What you will do.
Quote word for word from the line holding "What text is on this page?" to the last line below, including both, and omit any pictures.
-- Start of Entries provided --
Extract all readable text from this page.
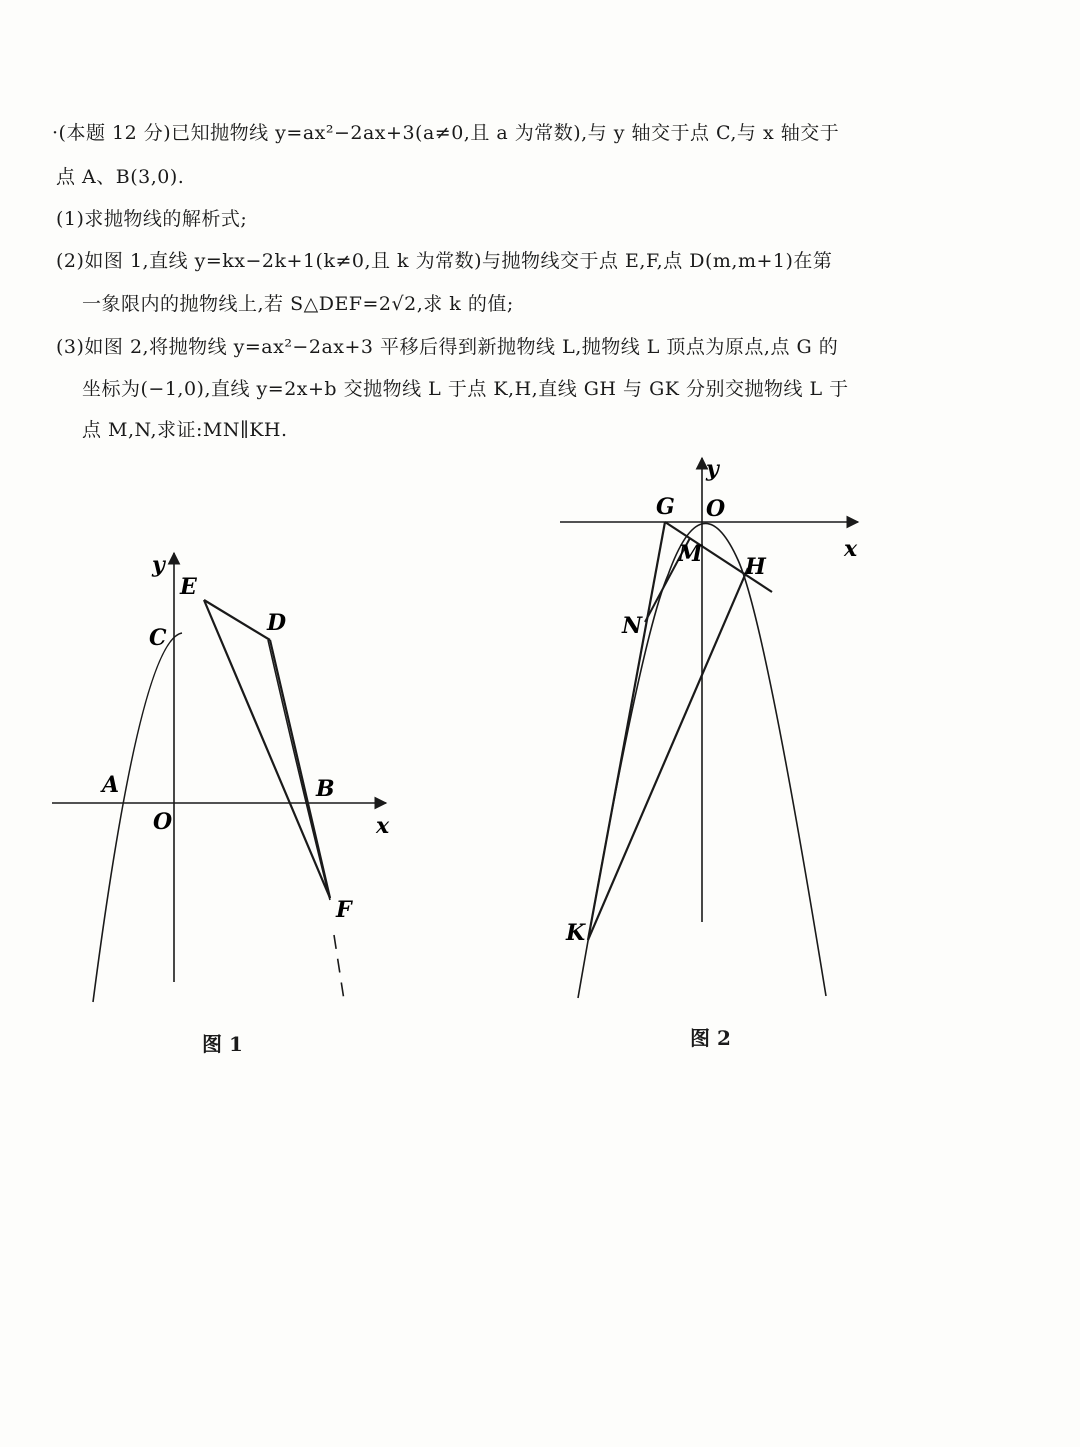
·(本题 12 分)已知抛物线 y=ax²−2ax+3(a≠0,且 a 为常数),与 y 轴交于点 C,与 x 轴交于
点 A、B(3,0).
(1)求抛物线的解析式;
(2)如图 1,直线 y=kx−2k+1(k≠0,且 k 为常数)与抛物线交于点 E,F,点 D(m,m+1)在第
一象限内的抛物线上,若 S△DEF=2√2,求 k 的值;
(3)如图 2,将抛物线 y=ax²−2ax+3 平移后得到新抛物线 L,抛物线 L 顶点为原点,点 G 的
坐标为(−1,0),直线 y=2x+b 交抛物线 L 于点 K,H,直线 GH 与 GK 分别交抛物线 L 于
点 M,N,求证:MN∥KH.
y
E
C
D
A	B
O	x
F
y
G O
x
M H
N
K
图 1	图 2
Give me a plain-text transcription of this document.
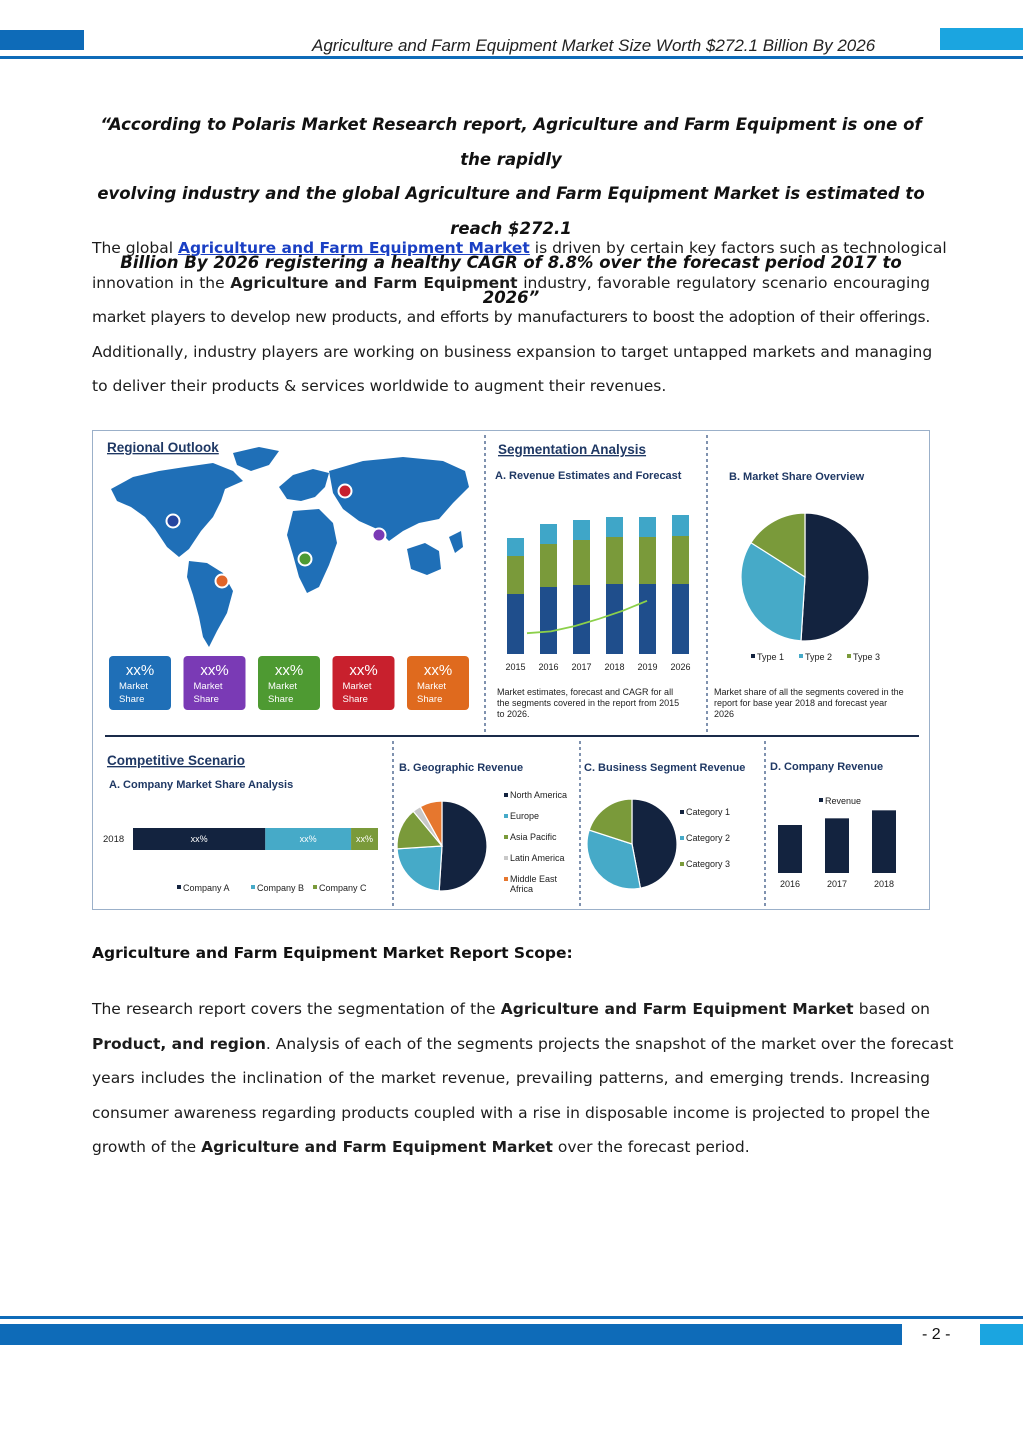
Agriculture and Farm Equipment Market Size Worth $272.1 Billion By 2026
“According to Polaris Market Research report, Agriculture and Farm Equipment is one of the rapidly
evolving industry and the global Agriculture and Farm Equipment Market is estimated to reach $272.1
Billion By 2026 registering a healthy CAGR of 8.8% over the forecast period 2017 to 2026”
The global Agriculture and Farm Equipment Market is driven by certain key factors such as technological
innovation in the Agriculture and Farm Equipment industry, favorable regulatory scenario encouraging
market players to develop new products, and efforts by manufacturers to boost the adoption of their offerings.
Additionally, industry players are working on business expansion to target untapped markets and managing
to deliver their products & services worldwide to augment their revenues.
Regional Outlook
xx%
Market
Share
xx%
Market
Share
xx%
Market
Share
xx%
Market
Share
xx%
Market
Share
Segmentation Analysis
A. Revenue Estimates and Forecast
2015 2016 2017 2018 2019 2026
Market estimates, forecast and CAGR for all
the segments covered in the report from 2015
to 2026.
B. Market Share Overview
Type 1 Type 2 Type 3
Market share of all the segments covered in the
report for base year 2018 and forecast year
2026
Competitive Scenario
A. Company Market Share Analysis
2018	xx%	xx%	xx%
Company A	Company B Company C
B. Geographic Revenue
North America
Europe
Asia Pacific
Latin America
Middle East
Africa
C. Business Segment Revenue
Category 1
Category 2
Category 3
D. Company Revenue
Revenue
2016	2017	2018
Agriculture and Farm Equipment Market Report Scope:
The research report covers the segmentation of the Agriculture and Farm Equipment Market based on
Product, and region. Analysis of each of the segments projects the snapshot of the market over the forecast
years includes the inclination of the market revenue, prevailing patterns, and emerging trends. Increasing
consumer awareness regarding products coupled with a rise in disposable income is projected to propel the
growth of the Agriculture and Farm Equipment Market over the forecast period.
- 2 -
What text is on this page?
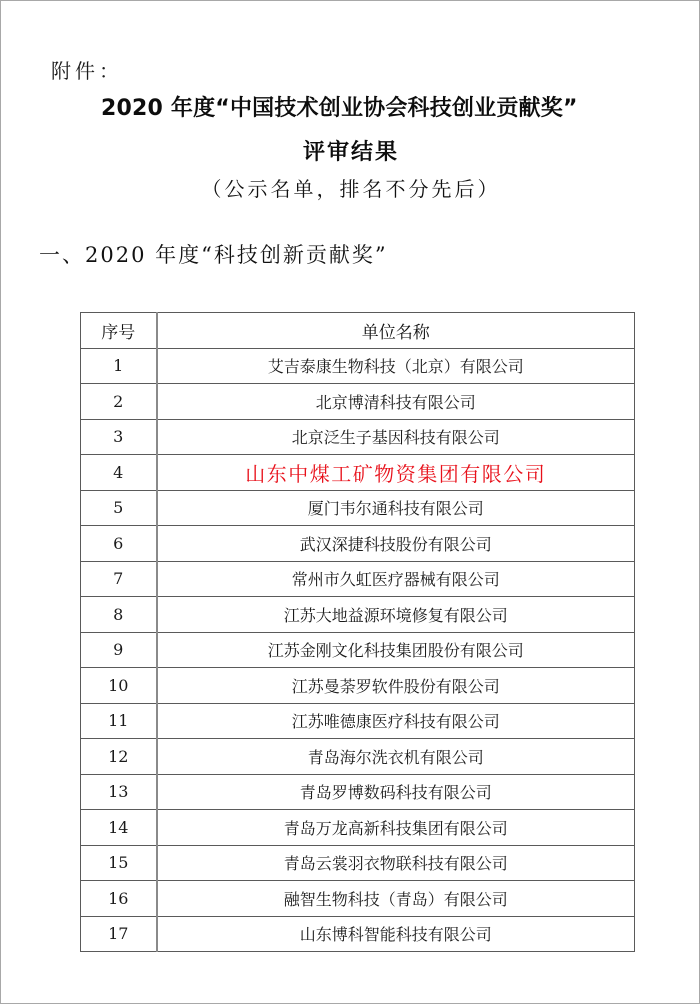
附件：
2020 年度“中国技术创业协会科技创业贡献奖”
评审结果
（公示名单，排名不分先后）
一、2020 年度“科技创新贡献奖”
序号	单位名称
1	艾吉泰康生物科技（北京）有限公司
2	北京博清科技有限公司
3	北京泛生子基因科技有限公司
4	山东中煤工矿物资集团有限公司
5	厦门韦尔通科技有限公司
6	武汉深捷科技股份有限公司
7	常州市久虹医疗器械有限公司
8	江苏大地益源环境修复有限公司
9	江苏金刚文化科技集团股份有限公司
10	江苏曼荼罗软件股份有限公司
11	江苏唯德康医疗科技有限公司
12	青岛海尔洗衣机有限公司
13	青岛罗博数码科技有限公司
14	青岛万龙高新科技集团有限公司
15	青岛云裳羽衣物联科技有限公司
16	融智生物科技（青岛）有限公司
17	山东博科智能科技有限公司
-- End of Entries provided --
Complete output.
What text is on this page?
附件：
2020 年度“中国技术创业协会科技创业贡献奖”
评审结果
（公示名单，排名不分先后）
一、2020 年度“科技创新贡献奖”
序号	单位名称
1	艾吉泰康生物科技（北京）有限公司
2	北京博清科技有限公司
3	北京泛生子基因科技有限公司
4	山东中煤工矿物资集团有限公司
5	厦门韦尔通科技有限公司
6	武汉深捷科技股份有限公司
7	常州市久虹医疗器械有限公司
8	江苏大地益源环境修复有限公司
9	江苏金刚文化科技集团股份有限公司
10	江苏曼荼罗软件股份有限公司
11	江苏唯德康医疗科技有限公司
12	青岛海尔洗衣机有限公司
13	青岛罗博数码科技有限公司
14	青岛万龙高新科技集团有限公司
15	青岛云裳羽衣物联科技有限公司
16	融智生物科技（青岛）有限公司
17	山东博科智能科技有限公司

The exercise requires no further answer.